(Entries from a visual dataset)
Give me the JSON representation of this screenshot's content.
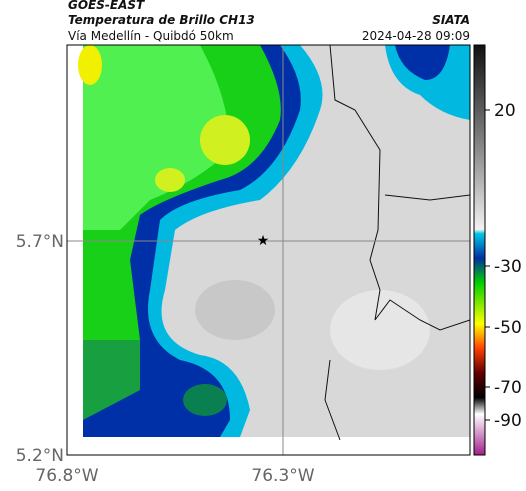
{
  "header": {
    "title": "GOES-EAST",
    "subtitle": "Temperatura de Brillo CH13",
    "source": "SIATA",
    "caption": "Vía Medellín - Quibdó 50km",
    "timestamp": "2024-04-28 09:09"
  },
  "map": {
    "lat_ticks": [
      "5.7°N",
      "5.2°N"
    ],
    "lon_ticks": [
      "76.8°W",
      "76.3°W"
    ]
  },
  "colorbar": {
    "ticks": [
      "20",
      "-30",
      "-50",
      "-70",
      "-90"
    ]
  }
}
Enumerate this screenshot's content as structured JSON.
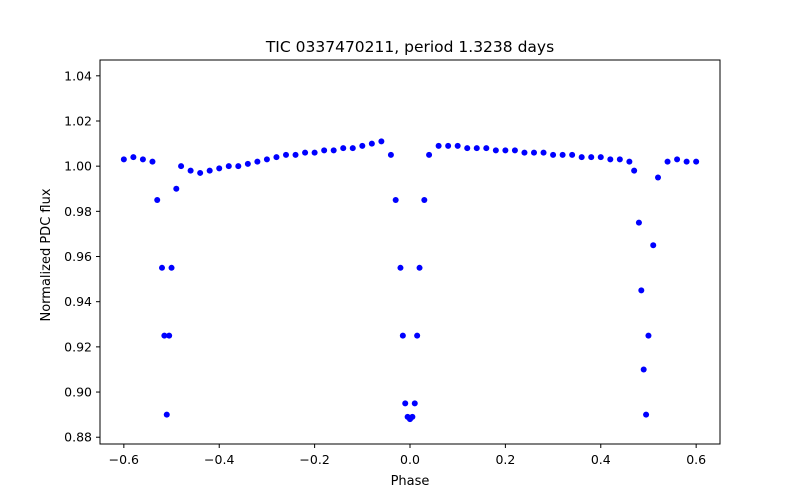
{
  "chart_data": {
    "type": "scatter",
    "title": "TIC 0337470211, period 1.3238 days",
    "xlabel": "Phase",
    "ylabel": "Normalized PDC flux",
    "xlim": [
      -0.65,
      0.65
    ],
    "ylim": [
      0.877,
      1.047
    ],
    "x_ticks": [
      -0.6,
      -0.4,
      -0.2,
      0.0,
      0.2,
      0.4,
      0.6
    ],
    "x_tick_labels": [
      "−0.6",
      "−0.4",
      "−0.2",
      "0.0",
      "0.2",
      "0.4",
      "0.6"
    ],
    "y_ticks": [
      0.88,
      0.9,
      0.92,
      0.94,
      0.96,
      0.98,
      1.0,
      1.02,
      1.04
    ],
    "y_tick_labels": [
      "0.88",
      "0.90",
      "0.92",
      "0.94",
      "0.96",
      "0.98",
      "1.00",
      "1.02",
      "1.04"
    ],
    "grid": false,
    "series": [
      {
        "color": "#0000ff",
        "marker": "circle",
        "x": [
          -0.6,
          -0.58,
          -0.56,
          -0.54,
          -0.53,
          -0.52,
          -0.515,
          -0.51,
          -0.505,
          -0.5,
          -0.49,
          -0.48,
          -0.46,
          -0.44,
          -0.42,
          -0.4,
          -0.38,
          -0.36,
          -0.34,
          -0.32,
          -0.3,
          -0.28,
          -0.26,
          -0.24,
          -0.22,
          -0.2,
          -0.18,
          -0.16,
          -0.14,
          -0.12,
          -0.1,
          -0.08,
          -0.06,
          -0.04,
          -0.03,
          -0.02,
          -0.015,
          -0.01,
          -0.005,
          0.0,
          0.005,
          0.01,
          0.015,
          0.02,
          0.03,
          0.04,
          0.06,
          0.08,
          0.1,
          0.12,
          0.14,
          0.16,
          0.18,
          0.2,
          0.22,
          0.24,
          0.26,
          0.28,
          0.3,
          0.32,
          0.34,
          0.36,
          0.38,
          0.4,
          0.42,
          0.44,
          0.46,
          0.47,
          0.48,
          0.485,
          0.49,
          0.495,
          0.5,
          0.51,
          0.52,
          0.54,
          0.56,
          0.58,
          0.6
        ],
        "y": [
          1.003,
          1.004,
          1.003,
          1.002,
          0.985,
          0.955,
          0.925,
          0.89,
          0.925,
          0.955,
          0.99,
          1.0,
          0.998,
          0.997,
          0.998,
          0.999,
          1.0,
          1.0,
          1.001,
          1.002,
          1.003,
          1.004,
          1.005,
          1.005,
          1.006,
          1.006,
          1.007,
          1.007,
          1.008,
          1.008,
          1.009,
          1.01,
          1.011,
          1.005,
          0.985,
          0.955,
          0.925,
          0.895,
          0.889,
          0.888,
          0.889,
          0.895,
          0.925,
          0.955,
          0.985,
          1.005,
          1.009,
          1.009,
          1.009,
          1.008,
          1.008,
          1.008,
          1.007,
          1.007,
          1.007,
          1.006,
          1.006,
          1.006,
          1.005,
          1.005,
          1.005,
          1.004,
          1.004,
          1.004,
          1.003,
          1.003,
          1.002,
          0.998,
          0.975,
          0.945,
          0.91,
          0.89,
          0.925,
          0.965,
          0.995,
          1.002,
          1.003,
          1.002,
          1.002
        ]
      }
    ]
  }
}
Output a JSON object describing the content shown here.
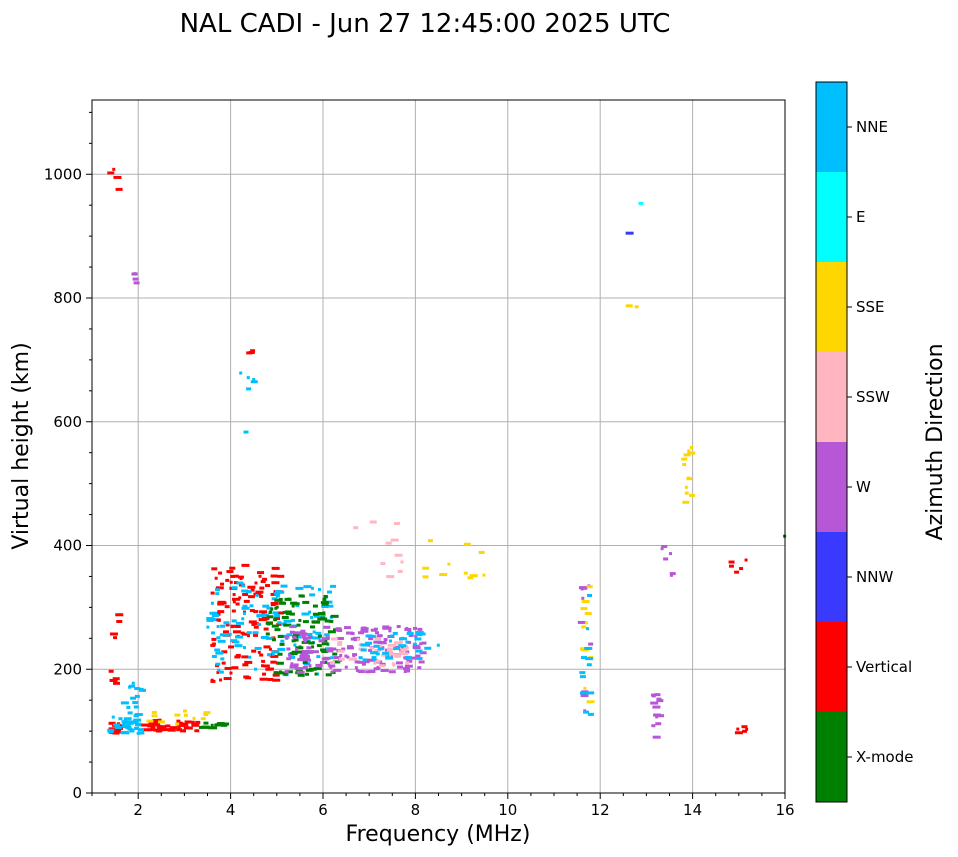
{
  "chart_data": {
    "type": "scatter",
    "title": "NAL CADI - Jun 27 12:45:00 2025 UTC",
    "xlabel": "Frequency (MHz)",
    "ylabel": "Virtual height (km)",
    "xlim": [
      1,
      16
    ],
    "ylim": [
      0,
      1120
    ],
    "xticks": [
      2,
      4,
      6,
      8,
      10,
      12,
      14,
      16
    ],
    "yticks": [
      0,
      200,
      400,
      600,
      800,
      1000
    ],
    "grid": true,
    "colorbar": {
      "label": "Azimuth Direction",
      "categories": [
        {
          "name": "X-mode",
          "color": "#008000"
        },
        {
          "name": "Vertical",
          "color": "#ff0000"
        },
        {
          "name": "NNW",
          "color": "#3a3aff"
        },
        {
          "name": "W",
          "color": "#b657d6"
        },
        {
          "name": "SSW",
          "color": "#ffb6c1"
        },
        {
          "name": "SSE",
          "color": "#ffd700"
        },
        {
          "name": "E",
          "color": "#00ffff"
        },
        {
          "name": "NNE",
          "color": "#00bfff"
        }
      ]
    },
    "clusters": [
      {
        "cat": "Vertical",
        "f": [
          1.4,
          1.6
        ],
        "h": [
          95,
          115
        ],
        "n": 22
      },
      {
        "cat": "NNE",
        "f": [
          1.4,
          2.1
        ],
        "h": [
          90,
          125
        ],
        "n": 22
      },
      {
        "cat": "Vertical",
        "f": [
          2.0,
          3.3
        ],
        "h": [
          100,
          118
        ],
        "n": 45
      },
      {
        "cat": "SSE",
        "f": [
          2.2,
          3.5
        ],
        "h": [
          110,
          135
        ],
        "n": 12
      },
      {
        "cat": "X-mode",
        "f": [
          3.4,
          3.9
        ],
        "h": [
          105,
          115
        ],
        "n": 14
      },
      {
        "cat": "NNE",
        "f": [
          1.7,
          2.1
        ],
        "h": [
          95,
          185
        ],
        "n": 25
      },
      {
        "cat": "Vertical",
        "f": [
          3.6,
          5.1
        ],
        "h": [
          180,
          370
        ],
        "n": 130
      },
      {
        "cat": "NNE",
        "f": [
          3.5,
          6.3
        ],
        "h": [
          190,
          340
        ],
        "n": 120
      },
      {
        "cat": "X-mode",
        "f": [
          4.8,
          6.3
        ],
        "h": [
          190,
          320
        ],
        "n": 100
      },
      {
        "cat": "W",
        "f": [
          5.2,
          8.2
        ],
        "h": [
          195,
          270
        ],
        "n": 160
      },
      {
        "cat": "SSW",
        "f": [
          6.2,
          8.0
        ],
        "h": [
          205,
          250
        ],
        "n": 40
      },
      {
        "cat": "NNE",
        "f": [
          6.8,
          8.5
        ],
        "h": [
          215,
          260
        ],
        "n": 35
      },
      {
        "cat": "Vertical",
        "f": [
          1.4,
          1.6
        ],
        "h": [
          170,
          300
        ],
        "n": 8
      },
      {
        "cat": "Vertical",
        "f": [
          1.4,
          1.6
        ],
        "h": [
          975,
          1012
        ],
        "n": 4
      },
      {
        "cat": "W",
        "f": [
          1.9,
          2.0
        ],
        "h": [
          820,
          840
        ],
        "n": 5
      },
      {
        "cat": "Vertical",
        "f": [
          4.3,
          4.5
        ],
        "h": [
          700,
          740
        ],
        "n": 4
      },
      {
        "cat": "NNE",
        "f": [
          4.2,
          4.6
        ],
        "h": [
          580,
          690
        ],
        "n": 6
      },
      {
        "cat": "SSE",
        "f": [
          8.1,
          9.5
        ],
        "h": [
          345,
          410
        ],
        "n": 12
      },
      {
        "cat": "SSW",
        "f": [
          6.6,
          8.0
        ],
        "h": [
          345,
          450
        ],
        "n": 10
      },
      {
        "cat": "W",
        "f": [
          11.6,
          11.8
        ],
        "h": [
          100,
          340
        ],
        "n": 10
      },
      {
        "cat": "SSE",
        "f": [
          11.6,
          11.8
        ],
        "h": [
          100,
          340
        ],
        "n": 12
      },
      {
        "cat": "NNE",
        "f": [
          11.6,
          11.8
        ],
        "h": [
          100,
          340
        ],
        "n": 12
      },
      {
        "cat": "W",
        "f": [
          13.1,
          13.3
        ],
        "h": [
          90,
          160
        ],
        "n": 14
      },
      {
        "cat": "W",
        "f": [
          13.3,
          13.6
        ],
        "h": [
          345,
          400
        ],
        "n": 6
      },
      {
        "cat": "SSE",
        "f": [
          13.8,
          14.0
        ],
        "h": [
          460,
          570
        ],
        "n": 12
      },
      {
        "cat": "Vertical",
        "f": [
          14.8,
          15.2
        ],
        "h": [
          90,
          110
        ],
        "n": 5
      },
      {
        "cat": "Vertical",
        "f": [
          14.8,
          15.2
        ],
        "h": [
          345,
          380
        ],
        "n": 5
      },
      {
        "cat": "NNW",
        "f": [
          12.5,
          12.8
        ],
        "h": [
          895,
          905
        ],
        "n": 1
      },
      {
        "cat": "E",
        "f": [
          12.8,
          13.1
        ],
        "h": [
          950,
          958
        ],
        "n": 1
      },
      {
        "cat": "SSE",
        "f": [
          12.5,
          12.8
        ],
        "h": [
          740,
          825
        ],
        "n": 2
      },
      {
        "cat": "X-mode",
        "f": [
          15.6,
          16.0
        ],
        "h": [
          412,
          416
        ],
        "n": 1
      }
    ]
  }
}
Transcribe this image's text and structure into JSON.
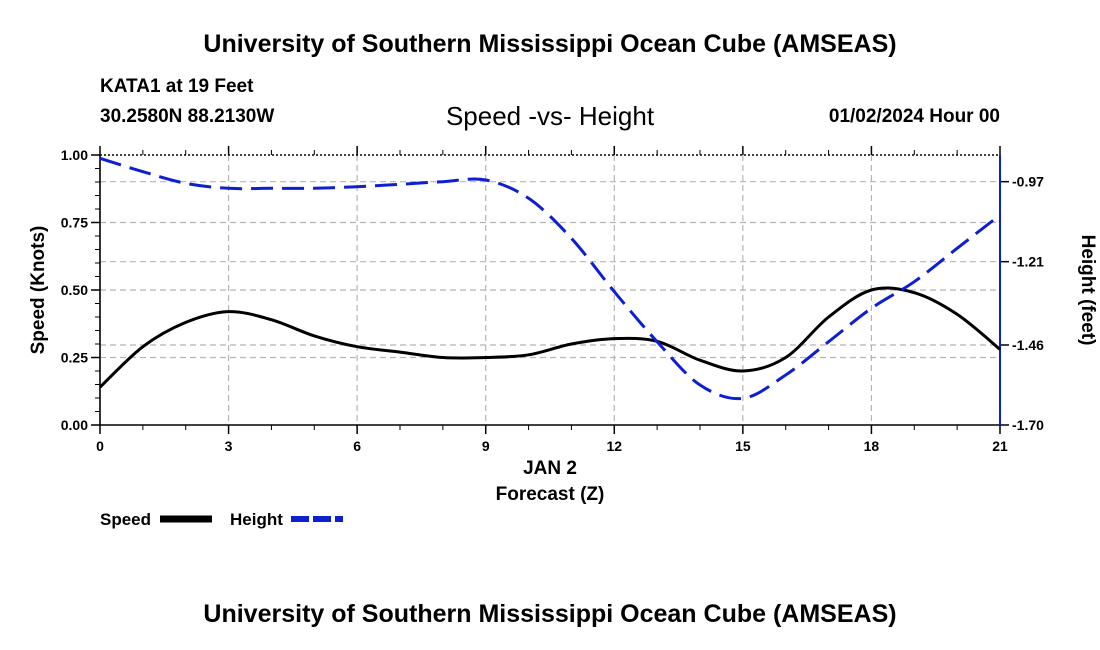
{
  "header": {
    "title": "University of Southern Mississippi Ocean Cube (AMSEAS)",
    "station": "KATA1 at 19 Feet",
    "coords": "30.2580N  88.2130W",
    "datetime": "01/02/2024 Hour 00"
  },
  "footer": {
    "title": "University of Southern Mississippi Ocean Cube (AMSEAS)"
  },
  "chart_data": {
    "type": "line",
    "title": "Speed -vs- Height",
    "xlabel": "Forecast (Z)",
    "xsublabel": "JAN 2",
    "ylabel": "Speed (Knots)",
    "y2label": "Height (feet)",
    "xlim": [
      0,
      21
    ],
    "xticks": [
      0,
      3,
      6,
      9,
      12,
      15,
      18,
      21
    ],
    "ylim": [
      0,
      1
    ],
    "yticks": [
      "0.00",
      "0.25",
      "0.50",
      "0.75",
      "1.00"
    ],
    "y2lim": [
      -1.7,
      -0.89
    ],
    "y2ticks": [
      "-0.97",
      "-1.21",
      "-1.46",
      "-1.70"
    ],
    "y2tick_values": [
      -0.97,
      -1.21,
      -1.46,
      -1.7
    ],
    "grid": true,
    "legend": "bottom-left",
    "series": [
      {
        "name": "Speed",
        "axis": "left",
        "color": "#000000",
        "dash": "solid",
        "x": [
          0,
          1,
          2,
          3,
          4,
          5,
          6,
          7,
          8,
          9,
          10,
          11,
          12,
          13,
          14,
          15,
          16,
          17,
          18,
          19,
          20,
          21
        ],
        "values": [
          0.14,
          0.29,
          0.38,
          0.42,
          0.39,
          0.33,
          0.29,
          0.27,
          0.25,
          0.25,
          0.26,
          0.3,
          0.32,
          0.31,
          0.24,
          0.2,
          0.25,
          0.4,
          0.5,
          0.49,
          0.41,
          0.28
        ]
      },
      {
        "name": "Height",
        "axis": "right",
        "color": "#0d1fd0",
        "dash": "dashed",
        "x": [
          0,
          1,
          2,
          3,
          4,
          5,
          6,
          7,
          8,
          9,
          10,
          11,
          12,
          13,
          14,
          15,
          16,
          17,
          18,
          19,
          20,
          21
        ],
        "values": [
          -0.9,
          -0.94,
          -0.975,
          -0.99,
          -0.99,
          -0.99,
          -0.985,
          -0.978,
          -0.97,
          -0.965,
          -1.02,
          -1.14,
          -1.3,
          -1.45,
          -1.58,
          -1.62,
          -1.55,
          -1.45,
          -1.35,
          -1.27,
          -1.17,
          -1.07
        ]
      }
    ]
  },
  "colors": {
    "speed": "#000000",
    "height": "#0d1fd0",
    "grid": "#b5b5b5"
  }
}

● **Aim of the task**
Pull out all lines from the entries above that include the word "content".

● **Solved problem**
Give me the JSON representation of this screenshot's content.
Enumerate this screenshot's content as structured JSON.
Output a JSON object describing the content shown here.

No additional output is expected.